Task instructions →
The listing must be reproduced in full, exactly as it stands.

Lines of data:
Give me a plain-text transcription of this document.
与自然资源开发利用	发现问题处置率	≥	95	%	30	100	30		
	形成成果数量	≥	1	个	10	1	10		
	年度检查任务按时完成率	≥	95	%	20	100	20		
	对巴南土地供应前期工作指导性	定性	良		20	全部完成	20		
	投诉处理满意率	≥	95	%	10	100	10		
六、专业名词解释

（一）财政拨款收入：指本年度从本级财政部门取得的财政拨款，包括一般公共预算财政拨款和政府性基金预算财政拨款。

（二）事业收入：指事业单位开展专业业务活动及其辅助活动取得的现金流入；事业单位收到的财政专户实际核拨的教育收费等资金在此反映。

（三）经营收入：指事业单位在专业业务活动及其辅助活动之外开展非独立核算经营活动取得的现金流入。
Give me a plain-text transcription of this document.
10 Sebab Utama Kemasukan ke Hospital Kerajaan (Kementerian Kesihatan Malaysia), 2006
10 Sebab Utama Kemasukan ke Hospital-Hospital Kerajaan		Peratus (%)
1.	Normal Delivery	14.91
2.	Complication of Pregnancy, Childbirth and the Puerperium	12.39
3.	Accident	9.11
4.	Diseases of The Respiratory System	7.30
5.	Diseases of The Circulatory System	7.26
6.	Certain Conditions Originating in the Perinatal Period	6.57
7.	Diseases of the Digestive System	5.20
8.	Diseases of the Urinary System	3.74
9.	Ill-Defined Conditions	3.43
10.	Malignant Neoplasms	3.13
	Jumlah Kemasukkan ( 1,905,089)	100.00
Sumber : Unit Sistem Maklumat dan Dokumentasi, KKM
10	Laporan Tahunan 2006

Result of this exercise →
Give me a plain-text transcription of this document.
与自然资源开发利用	发现问题处置率	≥	95	%	30	100	30		
	形成成果数量	≥	1	个	10	1	10		
	年度检查任务按时完成率	≥	95	%	20	100	20		
	对巴南土地供应前期工作指导性	定性	良		20	全部完成	20		
	投诉处理满意率	≥	95	%	10	100	10		
六、专业名词解释

（一）财政拨款收入：指本年度从本级财政部门取得的财政拨款，包括一般公共预算财政拨款和政府性基金预算财政拨款。

（二）事业收入：指事业单位开展专业业务活动及其辅助活动取得的现金流入；事业单位收到的财政专户实际核拨的教育收费等资金在此反映。

（三）经营收入：指事业单位在专业业务活动及其辅助活动之外开展非独立核算经营活动取得的现金流入。
Give me a plain-text transcription of this document.
10 Sebab Utama Kemasukan ke Hospital Kerajaan (Kementerian Kesihatan Malaysia), 2006
10 Sebab Utama Kemasukan ke Hospital-Hospital Kerajaan		Peratus (%)
1.	Normal Delivery	14.91
2.	Complication of Pregnancy, Childbirth and the Puerperium	12.39
3.	Accident	9.11
4.	Diseases of The Respiratory System	7.30
5.	Diseases of The Circulatory System	7.26
6.	Certain Conditions Originating in the Perinatal Period	6.57
7.	Diseases of the Digestive System	5.20
8.	Diseases of the Urinary System	3.74
9.	Ill-Defined Conditions	3.43
10.	Malignant Neoplasms	3.13
	Jumlah Kemasukkan ( 1,905,089)	100.00
Sumber : Unit Sistem Maklumat dan Dokumentasi, KKM
10	Laporan Tahunan 2006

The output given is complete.